▶ _Problem requirements_
Quote the whole listing word for word, please.
#### Given data
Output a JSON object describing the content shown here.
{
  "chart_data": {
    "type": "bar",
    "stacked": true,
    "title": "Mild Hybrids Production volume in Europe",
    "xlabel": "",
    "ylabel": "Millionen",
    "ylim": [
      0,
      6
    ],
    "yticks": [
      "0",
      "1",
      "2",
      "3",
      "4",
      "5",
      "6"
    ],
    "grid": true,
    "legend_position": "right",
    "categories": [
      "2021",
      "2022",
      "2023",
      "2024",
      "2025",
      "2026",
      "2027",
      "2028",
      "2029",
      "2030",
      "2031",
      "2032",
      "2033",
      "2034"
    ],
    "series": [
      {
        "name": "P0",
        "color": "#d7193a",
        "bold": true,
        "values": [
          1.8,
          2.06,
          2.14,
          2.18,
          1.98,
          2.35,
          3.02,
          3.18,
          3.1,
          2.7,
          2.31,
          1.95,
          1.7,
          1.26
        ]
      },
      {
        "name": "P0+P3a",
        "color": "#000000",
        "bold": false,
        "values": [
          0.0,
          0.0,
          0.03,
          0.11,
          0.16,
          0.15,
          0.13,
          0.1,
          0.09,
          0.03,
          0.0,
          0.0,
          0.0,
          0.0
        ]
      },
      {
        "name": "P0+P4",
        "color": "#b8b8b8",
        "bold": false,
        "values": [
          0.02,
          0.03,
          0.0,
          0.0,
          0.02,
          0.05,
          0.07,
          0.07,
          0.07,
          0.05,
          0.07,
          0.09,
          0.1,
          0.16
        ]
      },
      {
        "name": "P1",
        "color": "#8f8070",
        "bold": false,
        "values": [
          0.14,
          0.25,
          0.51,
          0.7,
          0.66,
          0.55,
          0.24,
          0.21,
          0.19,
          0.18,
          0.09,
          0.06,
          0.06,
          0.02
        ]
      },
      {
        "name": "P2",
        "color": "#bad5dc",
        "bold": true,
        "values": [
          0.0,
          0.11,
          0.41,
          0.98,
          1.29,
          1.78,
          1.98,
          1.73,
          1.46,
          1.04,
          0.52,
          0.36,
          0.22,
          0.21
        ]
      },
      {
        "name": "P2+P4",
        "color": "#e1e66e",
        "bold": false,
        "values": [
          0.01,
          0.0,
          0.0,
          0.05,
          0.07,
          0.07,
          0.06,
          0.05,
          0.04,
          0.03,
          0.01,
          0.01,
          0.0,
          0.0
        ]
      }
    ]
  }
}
########
▶ _Task solution_
Output a JSON object describing the content shown here.
{
  "chart_data": {
    "type": "bar",
    "stacked": true,
    "title": "Mild Hybrids Production volume in Europe",
    "xlabel": "",
    "ylabel": "Millionen",
    "ylim": [
      0,
      6
    ],
    "yticks": [
      "0",
      "1",
      "2",
      "3",
      "4",
      "5",
      "6"
    ],
    "grid": true,
    "legend_position": "right",
    "categories": [
      "2021",
      "2022",
      "2023",
      "2024",
      "2025",
      "2026",
      "2027",
      "2028",
      "2029",
      "2030",
      "2031",
      "2032",
      "2033",
      "2034"
    ],
    "series": [
      {
        "name": "P0",
        "color": "#d7193a",
        "bold": true,
        "values": [
          1.8,
          2.06,
          2.14,
          2.18,
          1.98,
          2.35,
          3.02,
          3.18,
          3.1,
          2.7,
          2.31,
          1.95,
          1.7,
          1.26
        ]
      },
      {
        "name": "P0+P3a",
        "color": "#000000",
        "bold": false,
        "values": [
          0.0,
          0.0,
          0.03,
          0.11,
          0.16,
          0.15,
          0.13,
          0.1,
          0.09,
          0.03,
          0.0,
          0.0,
          0.0,
          0.0
        ]
      },
      {
        "name": "P0+P4",
        "color": "#b8b8b8",
        "bold": false,
        "values": [
          0.02,
          0.03,
          0.0,
          0.0,
          0.02,
          0.05,
          0.07,
          0.07,
          0.07,
          0.05,
          0.07,
          0.09,
          0.1,
          0.16
        ]
      },
      {
        "name": "P1",
        "color": "#8f8070",
        "bold": false,
        "values": [
          0.14,
          0.25,
          0.51,
          0.7,
          0.66,
          0.55,
          0.24,
          0.21,
          0.19,
          0.18,
          0.09,
          0.06,
          0.06,
          0.02
        ]
      },
      {
        "name": "P2",
        "color": "#bad5dc",
        "bold": true,
        "values": [
          0.0,
          0.11,
          0.41,
          0.98,
          1.29,
          1.78,
          1.98,
          1.73,
          1.46,
          1.04,
          0.52,
          0.36,
          0.22,
          0.21
        ]
      },
      {
        "name": "P2+P4",
        "color": "#e1e66e",
        "bold": false,
        "values": [
          0.01,
          0.0,
          0.0,
          0.05,
          0.07,
          0.07,
          0.06,
          0.05,
          0.04,
          0.03,
          0.01,
          0.01,
          0.0,
          0.0
        ]
      }
    ]
  }
}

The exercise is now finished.